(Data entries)
::::

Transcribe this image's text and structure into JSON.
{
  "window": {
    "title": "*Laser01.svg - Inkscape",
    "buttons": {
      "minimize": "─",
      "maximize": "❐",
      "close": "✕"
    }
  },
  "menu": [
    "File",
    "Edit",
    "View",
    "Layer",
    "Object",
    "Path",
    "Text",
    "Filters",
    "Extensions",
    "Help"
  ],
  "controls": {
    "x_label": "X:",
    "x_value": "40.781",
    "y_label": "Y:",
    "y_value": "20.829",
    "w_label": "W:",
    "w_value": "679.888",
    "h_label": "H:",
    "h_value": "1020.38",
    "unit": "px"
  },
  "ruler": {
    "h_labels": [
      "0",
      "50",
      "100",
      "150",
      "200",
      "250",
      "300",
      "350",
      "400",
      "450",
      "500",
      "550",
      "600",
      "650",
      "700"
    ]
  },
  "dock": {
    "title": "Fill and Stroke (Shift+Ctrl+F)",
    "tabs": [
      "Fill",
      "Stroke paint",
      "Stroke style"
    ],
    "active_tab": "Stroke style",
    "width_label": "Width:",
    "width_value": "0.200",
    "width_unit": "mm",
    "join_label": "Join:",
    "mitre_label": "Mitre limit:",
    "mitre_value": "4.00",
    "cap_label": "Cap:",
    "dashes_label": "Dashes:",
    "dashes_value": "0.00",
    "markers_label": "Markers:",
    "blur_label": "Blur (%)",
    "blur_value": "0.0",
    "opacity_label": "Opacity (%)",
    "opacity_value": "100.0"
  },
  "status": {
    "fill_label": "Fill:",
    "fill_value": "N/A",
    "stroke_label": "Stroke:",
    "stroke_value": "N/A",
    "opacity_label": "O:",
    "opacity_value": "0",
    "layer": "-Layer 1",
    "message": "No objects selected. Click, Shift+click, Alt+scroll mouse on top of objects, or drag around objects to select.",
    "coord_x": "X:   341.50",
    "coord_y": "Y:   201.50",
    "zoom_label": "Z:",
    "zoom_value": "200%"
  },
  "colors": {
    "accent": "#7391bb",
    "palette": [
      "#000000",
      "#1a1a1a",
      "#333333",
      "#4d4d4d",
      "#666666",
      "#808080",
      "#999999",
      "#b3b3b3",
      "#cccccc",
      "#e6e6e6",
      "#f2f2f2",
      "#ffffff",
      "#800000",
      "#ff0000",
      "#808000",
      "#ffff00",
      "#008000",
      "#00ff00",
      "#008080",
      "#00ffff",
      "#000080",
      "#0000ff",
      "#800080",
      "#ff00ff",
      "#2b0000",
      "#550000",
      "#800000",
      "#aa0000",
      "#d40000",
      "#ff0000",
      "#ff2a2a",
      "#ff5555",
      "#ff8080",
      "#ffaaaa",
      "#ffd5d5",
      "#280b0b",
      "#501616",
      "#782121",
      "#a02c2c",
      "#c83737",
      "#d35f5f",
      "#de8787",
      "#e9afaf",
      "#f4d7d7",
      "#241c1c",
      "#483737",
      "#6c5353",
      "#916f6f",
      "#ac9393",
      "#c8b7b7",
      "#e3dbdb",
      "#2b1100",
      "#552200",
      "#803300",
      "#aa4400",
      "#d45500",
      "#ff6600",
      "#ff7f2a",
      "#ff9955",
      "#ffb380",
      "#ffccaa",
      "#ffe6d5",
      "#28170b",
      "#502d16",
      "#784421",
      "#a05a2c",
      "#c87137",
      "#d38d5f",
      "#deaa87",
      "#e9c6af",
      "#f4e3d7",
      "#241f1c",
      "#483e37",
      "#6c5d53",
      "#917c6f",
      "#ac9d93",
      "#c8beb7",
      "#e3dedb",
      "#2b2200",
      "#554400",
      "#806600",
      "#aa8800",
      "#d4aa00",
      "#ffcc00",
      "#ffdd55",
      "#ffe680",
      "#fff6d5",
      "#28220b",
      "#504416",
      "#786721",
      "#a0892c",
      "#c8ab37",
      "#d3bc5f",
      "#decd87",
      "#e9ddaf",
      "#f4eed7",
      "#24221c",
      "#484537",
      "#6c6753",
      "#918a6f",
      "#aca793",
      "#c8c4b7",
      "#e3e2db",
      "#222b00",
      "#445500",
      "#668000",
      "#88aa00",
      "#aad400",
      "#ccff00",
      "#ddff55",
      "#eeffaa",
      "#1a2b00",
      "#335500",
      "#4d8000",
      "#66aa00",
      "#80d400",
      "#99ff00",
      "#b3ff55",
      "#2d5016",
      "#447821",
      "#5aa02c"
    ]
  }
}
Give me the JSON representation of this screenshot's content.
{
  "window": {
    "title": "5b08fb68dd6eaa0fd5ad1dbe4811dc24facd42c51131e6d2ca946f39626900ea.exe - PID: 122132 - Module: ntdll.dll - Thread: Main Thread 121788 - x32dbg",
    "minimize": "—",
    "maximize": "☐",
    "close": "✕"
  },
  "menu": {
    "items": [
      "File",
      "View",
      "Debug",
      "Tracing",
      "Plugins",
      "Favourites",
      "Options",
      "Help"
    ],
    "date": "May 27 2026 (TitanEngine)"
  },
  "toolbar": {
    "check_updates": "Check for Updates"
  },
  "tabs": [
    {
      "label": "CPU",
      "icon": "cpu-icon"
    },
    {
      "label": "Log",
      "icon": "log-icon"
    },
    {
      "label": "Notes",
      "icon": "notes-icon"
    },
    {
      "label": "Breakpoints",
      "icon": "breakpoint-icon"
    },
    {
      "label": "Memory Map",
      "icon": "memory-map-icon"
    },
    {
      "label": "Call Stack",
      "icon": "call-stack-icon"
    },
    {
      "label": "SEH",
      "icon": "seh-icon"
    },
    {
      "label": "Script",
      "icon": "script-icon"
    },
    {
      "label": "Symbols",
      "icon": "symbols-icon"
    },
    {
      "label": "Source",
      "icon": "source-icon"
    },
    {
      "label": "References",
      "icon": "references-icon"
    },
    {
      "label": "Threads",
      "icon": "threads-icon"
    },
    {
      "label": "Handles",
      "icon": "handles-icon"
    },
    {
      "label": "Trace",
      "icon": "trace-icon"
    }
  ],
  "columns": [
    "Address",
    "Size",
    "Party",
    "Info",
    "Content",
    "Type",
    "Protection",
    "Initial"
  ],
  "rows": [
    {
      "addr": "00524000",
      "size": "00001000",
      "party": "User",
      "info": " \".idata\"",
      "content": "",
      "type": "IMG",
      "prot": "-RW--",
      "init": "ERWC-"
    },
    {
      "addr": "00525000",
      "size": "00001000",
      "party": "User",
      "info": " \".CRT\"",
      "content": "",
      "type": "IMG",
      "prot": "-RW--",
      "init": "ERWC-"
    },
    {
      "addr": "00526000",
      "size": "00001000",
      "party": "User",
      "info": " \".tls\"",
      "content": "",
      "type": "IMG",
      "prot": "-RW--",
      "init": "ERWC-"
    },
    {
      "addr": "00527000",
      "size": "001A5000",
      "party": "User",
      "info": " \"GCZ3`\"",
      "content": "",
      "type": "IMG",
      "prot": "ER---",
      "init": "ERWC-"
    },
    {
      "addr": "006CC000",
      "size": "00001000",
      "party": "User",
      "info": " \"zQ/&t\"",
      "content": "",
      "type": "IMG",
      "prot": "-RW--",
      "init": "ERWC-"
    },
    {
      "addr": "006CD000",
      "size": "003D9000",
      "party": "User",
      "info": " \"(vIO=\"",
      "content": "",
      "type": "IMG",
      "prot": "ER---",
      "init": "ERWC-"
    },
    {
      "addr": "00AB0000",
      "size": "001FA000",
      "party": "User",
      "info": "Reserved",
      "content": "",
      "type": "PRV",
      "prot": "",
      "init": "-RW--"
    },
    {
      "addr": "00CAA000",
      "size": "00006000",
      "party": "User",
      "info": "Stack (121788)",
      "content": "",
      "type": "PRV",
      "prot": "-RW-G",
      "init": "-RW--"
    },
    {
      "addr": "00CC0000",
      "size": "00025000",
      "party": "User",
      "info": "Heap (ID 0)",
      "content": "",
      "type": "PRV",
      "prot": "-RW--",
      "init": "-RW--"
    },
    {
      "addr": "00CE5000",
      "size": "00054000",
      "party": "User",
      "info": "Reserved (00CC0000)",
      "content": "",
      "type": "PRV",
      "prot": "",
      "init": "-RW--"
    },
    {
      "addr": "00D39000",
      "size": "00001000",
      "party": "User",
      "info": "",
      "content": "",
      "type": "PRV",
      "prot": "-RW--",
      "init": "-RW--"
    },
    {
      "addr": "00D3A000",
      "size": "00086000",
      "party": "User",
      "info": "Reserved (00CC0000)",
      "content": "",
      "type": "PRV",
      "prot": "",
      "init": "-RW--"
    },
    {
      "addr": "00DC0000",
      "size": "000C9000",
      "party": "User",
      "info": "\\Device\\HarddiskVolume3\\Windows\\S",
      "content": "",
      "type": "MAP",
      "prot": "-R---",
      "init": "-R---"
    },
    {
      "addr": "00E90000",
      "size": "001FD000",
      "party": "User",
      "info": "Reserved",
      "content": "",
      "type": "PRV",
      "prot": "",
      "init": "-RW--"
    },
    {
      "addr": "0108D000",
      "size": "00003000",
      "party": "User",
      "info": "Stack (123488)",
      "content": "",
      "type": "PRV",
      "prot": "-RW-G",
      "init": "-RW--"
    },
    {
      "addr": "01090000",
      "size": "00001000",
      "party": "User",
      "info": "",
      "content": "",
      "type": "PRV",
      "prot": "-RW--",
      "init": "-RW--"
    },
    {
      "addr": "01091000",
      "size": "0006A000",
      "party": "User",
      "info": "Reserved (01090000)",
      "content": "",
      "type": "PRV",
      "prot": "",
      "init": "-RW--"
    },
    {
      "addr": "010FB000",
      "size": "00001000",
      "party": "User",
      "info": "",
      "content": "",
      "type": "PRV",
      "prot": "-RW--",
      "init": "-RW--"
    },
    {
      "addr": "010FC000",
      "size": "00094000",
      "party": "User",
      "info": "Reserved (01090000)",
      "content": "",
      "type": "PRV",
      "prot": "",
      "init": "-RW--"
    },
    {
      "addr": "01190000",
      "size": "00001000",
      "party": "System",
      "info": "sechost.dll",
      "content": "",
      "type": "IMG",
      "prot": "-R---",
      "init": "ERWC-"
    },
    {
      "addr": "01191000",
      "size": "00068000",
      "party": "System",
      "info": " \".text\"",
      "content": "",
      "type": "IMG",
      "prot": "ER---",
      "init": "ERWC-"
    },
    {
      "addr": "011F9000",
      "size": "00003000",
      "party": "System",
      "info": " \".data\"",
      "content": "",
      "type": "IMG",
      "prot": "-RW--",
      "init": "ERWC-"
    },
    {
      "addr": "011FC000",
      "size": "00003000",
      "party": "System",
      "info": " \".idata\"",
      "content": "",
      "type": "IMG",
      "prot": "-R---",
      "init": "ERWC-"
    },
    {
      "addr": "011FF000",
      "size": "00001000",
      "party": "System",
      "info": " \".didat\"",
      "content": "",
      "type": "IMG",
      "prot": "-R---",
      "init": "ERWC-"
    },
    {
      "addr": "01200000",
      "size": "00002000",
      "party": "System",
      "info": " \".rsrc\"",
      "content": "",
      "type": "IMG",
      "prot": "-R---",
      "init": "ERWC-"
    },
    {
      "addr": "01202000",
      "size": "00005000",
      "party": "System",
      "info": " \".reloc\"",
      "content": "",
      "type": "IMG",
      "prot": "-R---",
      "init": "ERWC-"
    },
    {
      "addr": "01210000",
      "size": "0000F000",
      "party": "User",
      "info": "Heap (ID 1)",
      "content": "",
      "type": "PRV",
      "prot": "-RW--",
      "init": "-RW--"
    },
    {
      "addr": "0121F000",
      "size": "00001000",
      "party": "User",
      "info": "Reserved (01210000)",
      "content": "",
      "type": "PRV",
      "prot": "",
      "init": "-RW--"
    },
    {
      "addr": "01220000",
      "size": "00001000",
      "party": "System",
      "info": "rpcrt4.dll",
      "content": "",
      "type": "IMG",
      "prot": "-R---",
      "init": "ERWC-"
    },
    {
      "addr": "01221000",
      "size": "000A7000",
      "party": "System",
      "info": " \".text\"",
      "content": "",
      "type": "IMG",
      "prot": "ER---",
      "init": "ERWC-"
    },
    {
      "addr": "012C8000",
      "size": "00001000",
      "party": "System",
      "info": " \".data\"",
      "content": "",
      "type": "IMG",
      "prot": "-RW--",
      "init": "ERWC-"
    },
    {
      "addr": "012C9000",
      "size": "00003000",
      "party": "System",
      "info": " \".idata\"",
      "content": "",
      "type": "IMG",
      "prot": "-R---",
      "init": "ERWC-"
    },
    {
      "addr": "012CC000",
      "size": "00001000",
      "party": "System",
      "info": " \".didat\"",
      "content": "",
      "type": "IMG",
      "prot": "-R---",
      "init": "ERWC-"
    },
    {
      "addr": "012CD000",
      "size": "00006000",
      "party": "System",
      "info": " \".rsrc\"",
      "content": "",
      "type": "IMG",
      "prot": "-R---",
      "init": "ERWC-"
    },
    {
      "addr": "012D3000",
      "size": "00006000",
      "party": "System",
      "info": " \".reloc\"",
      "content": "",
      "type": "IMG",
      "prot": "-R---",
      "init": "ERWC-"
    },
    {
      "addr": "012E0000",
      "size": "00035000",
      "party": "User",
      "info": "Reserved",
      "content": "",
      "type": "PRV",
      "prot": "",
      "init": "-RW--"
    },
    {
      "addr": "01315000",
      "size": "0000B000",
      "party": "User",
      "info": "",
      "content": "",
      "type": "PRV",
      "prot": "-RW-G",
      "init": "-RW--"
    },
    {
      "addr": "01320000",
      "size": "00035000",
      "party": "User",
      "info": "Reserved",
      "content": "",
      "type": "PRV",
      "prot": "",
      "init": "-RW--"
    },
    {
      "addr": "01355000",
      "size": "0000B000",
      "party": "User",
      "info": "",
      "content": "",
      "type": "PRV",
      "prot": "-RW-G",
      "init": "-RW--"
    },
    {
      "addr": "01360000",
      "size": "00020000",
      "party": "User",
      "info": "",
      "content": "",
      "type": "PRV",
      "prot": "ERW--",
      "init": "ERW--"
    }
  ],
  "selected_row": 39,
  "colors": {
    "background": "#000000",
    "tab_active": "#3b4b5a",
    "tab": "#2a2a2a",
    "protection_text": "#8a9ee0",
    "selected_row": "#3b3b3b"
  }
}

::::

> [What you should do]
All lines that include "Shift" are to be gathered and copied.

> [Answer]
    "title": "Fill and Stroke (Shift+Ctrl+F)",
    "message": "No objects selected. Click, Shift+click, Alt+scroll mouse on top of objects, or drag around objects to select.",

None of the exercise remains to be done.